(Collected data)
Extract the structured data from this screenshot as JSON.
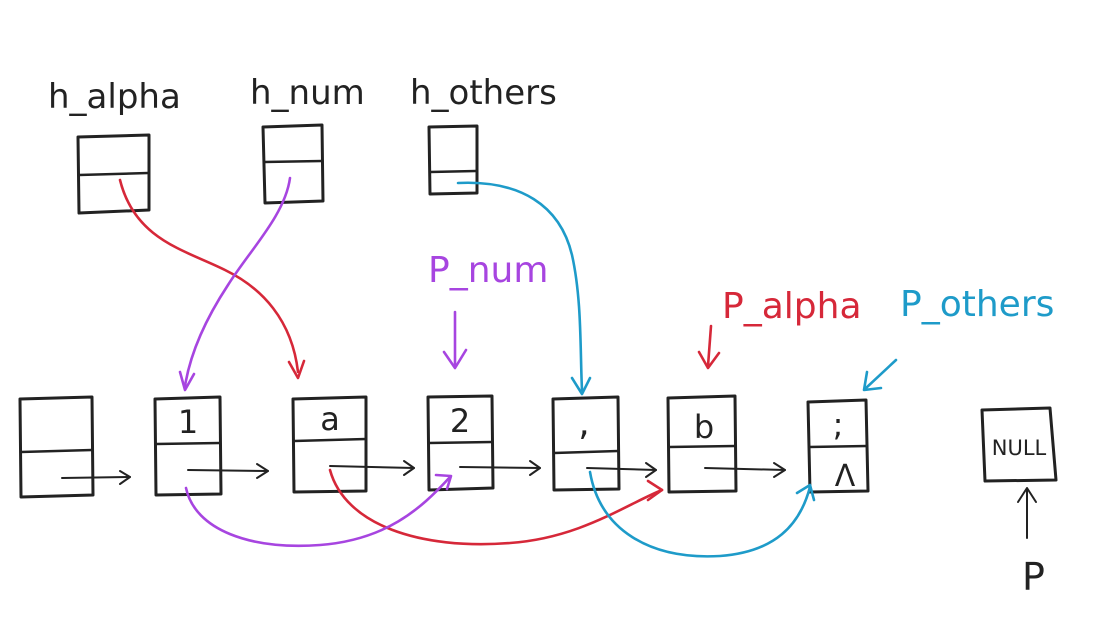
{
  "colors": {
    "ink": "#222222",
    "alpha": "#d62839",
    "num": "#a745e0",
    "others": "#1e9bc9"
  },
  "heads": {
    "alpha": "h_alpha",
    "num": "h_num",
    "others": "h_others"
  },
  "nodes": [
    "",
    "1",
    "a",
    "2",
    ",",
    "b",
    ";"
  ],
  "null_marker": "Λ",
  "null_box": "NULL",
  "pointers": {
    "p_num": "P_num",
    "p_alpha": "P_alpha",
    "p_others": "P_others",
    "p": "P"
  }
}
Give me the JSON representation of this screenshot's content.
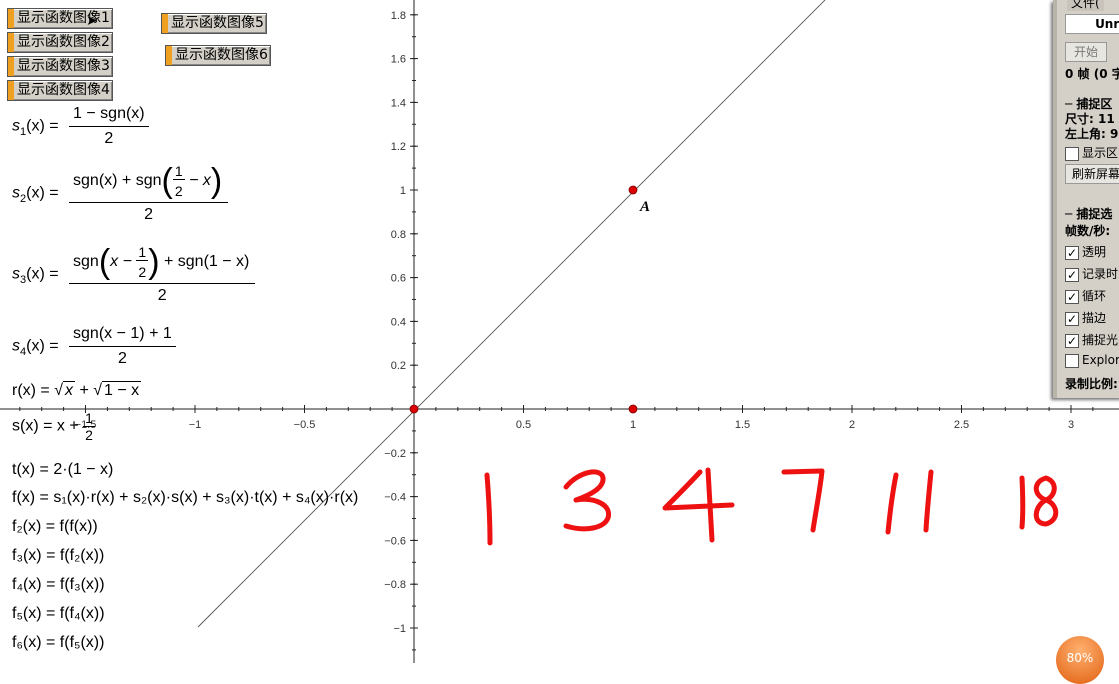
{
  "buttons": [
    {
      "label": "显示函数图像1"
    },
    {
      "label": "显示函数图像2"
    },
    {
      "label": "显示函数图像3"
    },
    {
      "label": "显示函数图像4"
    },
    {
      "label": "显示函数图像5"
    },
    {
      "label": "显示函数图像6"
    }
  ],
  "formulas": {
    "s1": {
      "name": "s",
      "sub": "1",
      "arg": "(x) =",
      "num": "1 − sgn(x)",
      "den": "2"
    },
    "s2": {
      "name": "s",
      "sub": "2",
      "arg": "(x) =",
      "num_a": "sgn(x) + sgn",
      "frac_num": "1",
      "frac_den": "2",
      "num_b": "− x",
      "den": "2"
    },
    "s3": {
      "name": "s",
      "sub": "3",
      "arg": "(x) =",
      "num_a": "sgn",
      "inner_a": "x −",
      "frac_num": "1",
      "frac_den": "2",
      "num_b": "+ sgn(1 − x)",
      "den": "2"
    },
    "s4": {
      "name": "s",
      "sub": "4",
      "arg": "(x) =",
      "num": "sgn(x − 1) + 1",
      "den": "2"
    },
    "r": {
      "lhs": "r(x) =",
      "rad1": "x",
      "plus": "+",
      "rad2": "1 − x"
    },
    "s": {
      "lhs": "s(x) = x +",
      "frac_num": "1",
      "frac_den": "2"
    },
    "t": {
      "text": "t(x) = 2·(1 − x)"
    },
    "f": {
      "text": "f(x) = s₁(x)·r(x) + s₂(x)·s(x) + s₃(x)·t(x) + s₄(x)·r(x)"
    },
    "f2": {
      "text": "f₂(x) = f(f(x))"
    },
    "f3": {
      "text": "f₃(x) = f(f₂(x))"
    },
    "f4": {
      "text": "f₄(x) = f(f₃(x))"
    },
    "f5": {
      "text": "f₅(x) = f(f₄(x))"
    },
    "f6": {
      "text": "f₆(x) = f(f₅(x))"
    }
  },
  "axes": {
    "x_ticks": [
      "−1.5",
      "−1",
      "−0.5",
      "0.5",
      "1",
      "1.5",
      "2",
      "2.5",
      "3"
    ],
    "y_ticks": [
      "1.8",
      "1.6",
      "1.4",
      "1.2",
      "1",
      "0.8",
      "0.6",
      "0.4",
      "0.2",
      "−0.2",
      "−0.4",
      "−0.6",
      "−0.8",
      "−1"
    ]
  },
  "point_label": "A",
  "handwritten": [
    "1",
    "3",
    "4",
    "7",
    "11",
    "18"
  ],
  "colors": {
    "point": "#dd0000",
    "handwriting": "#ee1111",
    "button_accent": "#f0a020"
  },
  "capture_panel": {
    "menu": "文件(",
    "dropdown": "Unreg",
    "start_button": "开始",
    "frames": "0 帧 (0 字",
    "capture_area_title": "捕捉区",
    "size": "尺寸: 11",
    "top_left": "左上角: 9",
    "show_area": "显示区",
    "refresh": "刷新屏幕",
    "options_title": "捕捉选",
    "fps": "帧数/秒:",
    "checks": [
      {
        "label": "透明",
        "checked": true
      },
      {
        "label": "记录时",
        "checked": true
      },
      {
        "label": "循环",
        "checked": true
      },
      {
        "label": "描边",
        "checked": true
      },
      {
        "label": "捕捉光",
        "checked": true
      },
      {
        "label": "Explor",
        "checked": false
      }
    ],
    "record_scale": "录制比例:"
  },
  "zoom": "80%"
}
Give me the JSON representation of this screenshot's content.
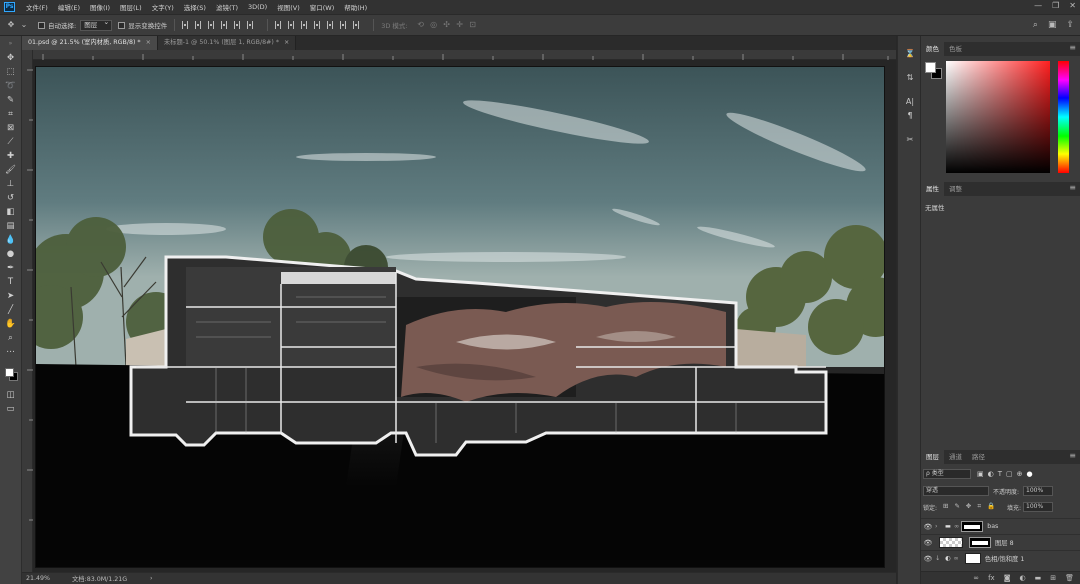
{
  "app": {
    "logo": "Ps"
  },
  "menu": [
    "文件(F)",
    "编辑(E)",
    "图像(I)",
    "图层(L)",
    "文字(Y)",
    "选择(S)",
    "滤镜(T)",
    "3D(D)",
    "视图(V)",
    "窗口(W)",
    "帮助(H)"
  ],
  "window_controls": [
    "—",
    "❐",
    "✕"
  ],
  "options": {
    "auto_select_label": "自动选择:",
    "auto_select_value": "图层",
    "show_transform_label": "显示变换控件",
    "mode_3d_label": "3D 模式:"
  },
  "tabs": [
    {
      "label": "01.psd @ 21.5% (室内材质, RGB/8) *",
      "close": "×"
    },
    {
      "label": "未标题-1 @ 50.1% (图层 1, RGB/8#) *",
      "close": "×"
    }
  ],
  "status": {
    "zoom": "21.49%",
    "doc": "文档:83.0M/1.21G",
    "arrow": "›"
  },
  "color_panel": {
    "tabs": [
      "颜色",
      "色板"
    ],
    "fg": "#ffffff",
    "bg": "#000000"
  },
  "properties_panel": {
    "tabs": [
      "属性",
      "调整"
    ],
    "empty_text": "无属性"
  },
  "layers_panel": {
    "tabs": [
      "图层",
      "通道",
      "路径"
    ],
    "kind_label": "ρ 类型",
    "blend_mode": "穿透",
    "opacity_label": "不透明度:",
    "opacity_value": "100%",
    "lock_label": "锁定:",
    "fill_label": "填充:",
    "fill_value": "100%",
    "layers": [
      {
        "name": "bas",
        "type": "group"
      },
      {
        "name": "图层 8",
        "type": "layer"
      },
      {
        "name": "色相/饱和度 1",
        "type": "adjustment"
      }
    ]
  }
}
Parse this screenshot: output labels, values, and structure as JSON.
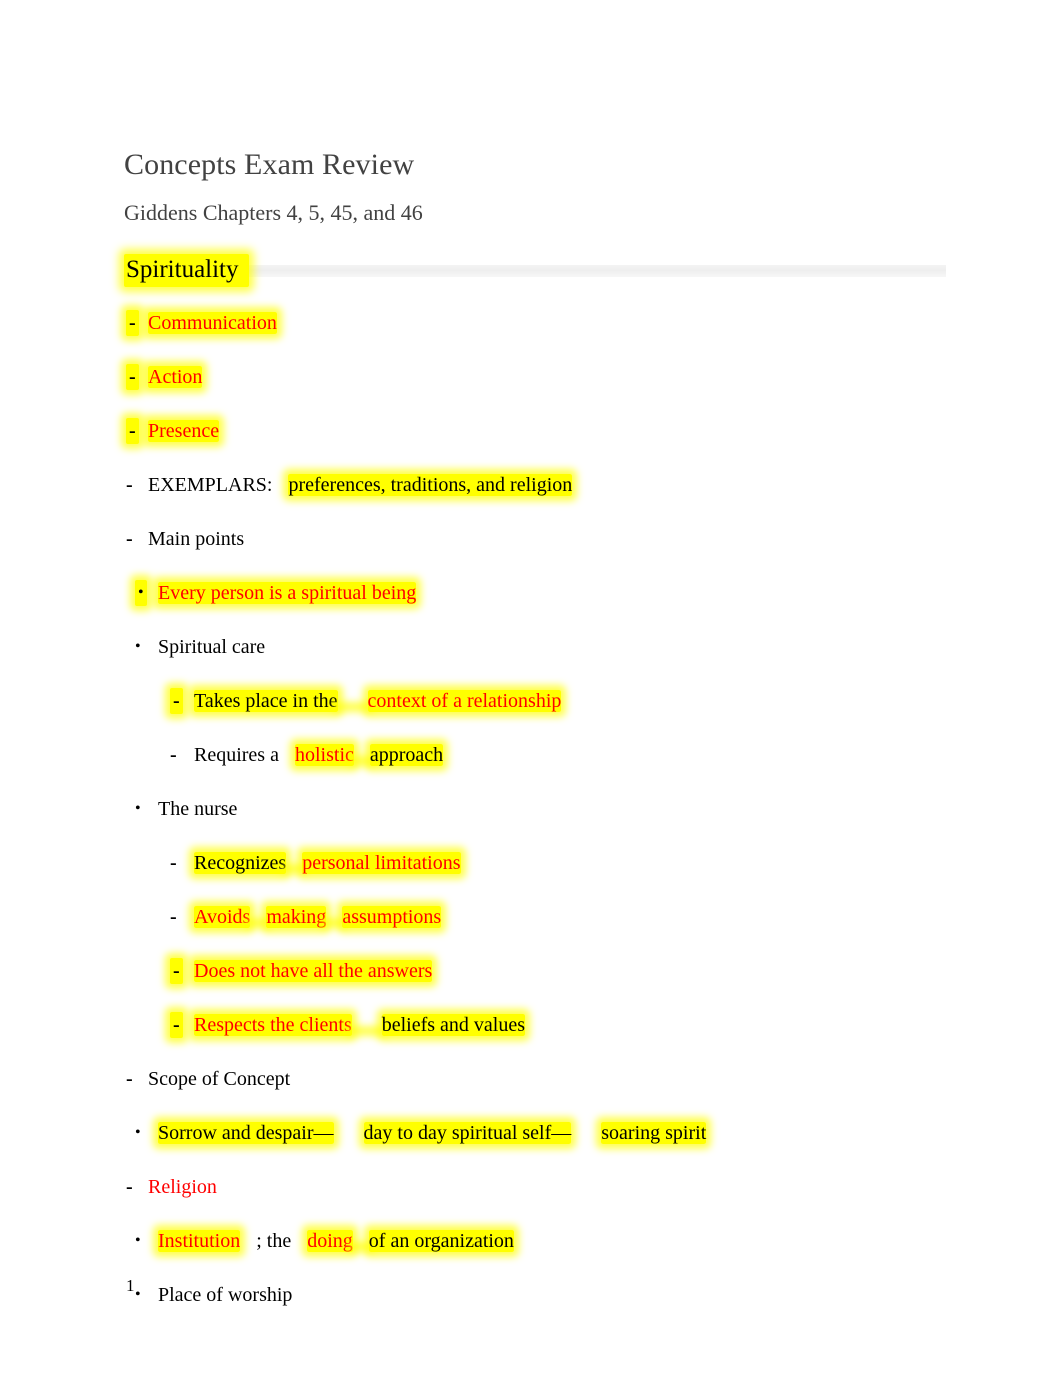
{
  "document": {
    "title": "Concepts Exam Review",
    "subtitle": "Giddens Chapters 4, 5, 45, and 46",
    "page_number": "1",
    "colors": {
      "highlight": "#ffff00",
      "emphasis_text": "#ff0000",
      "body_text": "#000000",
      "title_text": "#424242",
      "rule": "#eeeeee"
    }
  },
  "section": {
    "heading": "Spirituality",
    "items": {
      "communication": "Communication",
      "action": "Action",
      "presence": "Presence",
      "exemplars_label": "EXEMPLARS:",
      "exemplars_value": "preferences, traditions, and religion",
      "main_points": "Main points",
      "every_person": "Every person is a spiritual being",
      "spiritual_care": "Spiritual care",
      "takes_place_label": "Takes place in the",
      "takes_place_value": "context of a relationship",
      "requires_label": "Requires a",
      "requires_value": "holistic",
      "requires_tail": "approach",
      "the_nurse": "The nurse",
      "recognizes_label": "Recognizes",
      "recognizes_value": "personal limitations",
      "avoids": "Avoids",
      "making": "making",
      "assumptions": "assumptions",
      "does_not_have": "Does not have all the answers",
      "respects_label": "Respects the clients",
      "respects_value": "beliefs and values",
      "scope_of_concept": "Scope of Concept",
      "sorrow": "Sorrow and despair—",
      "day_to_day": "day to day spiritual self—",
      "soaring": "soaring spirit",
      "religion": "Religion",
      "institution": "Institution",
      "institution_mid": "; the",
      "doing": "doing",
      "doing_tail": "of an organization",
      "place_of_worship": "Place of worship"
    }
  }
}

◆ DIRECTION ◆
For each line of the entries that includes "values", show that line.

◆ THE SOLUTION ◆
Parse this screenshot: output labels, values, and structure as JSON.
      "respects_value": "beliefs and values",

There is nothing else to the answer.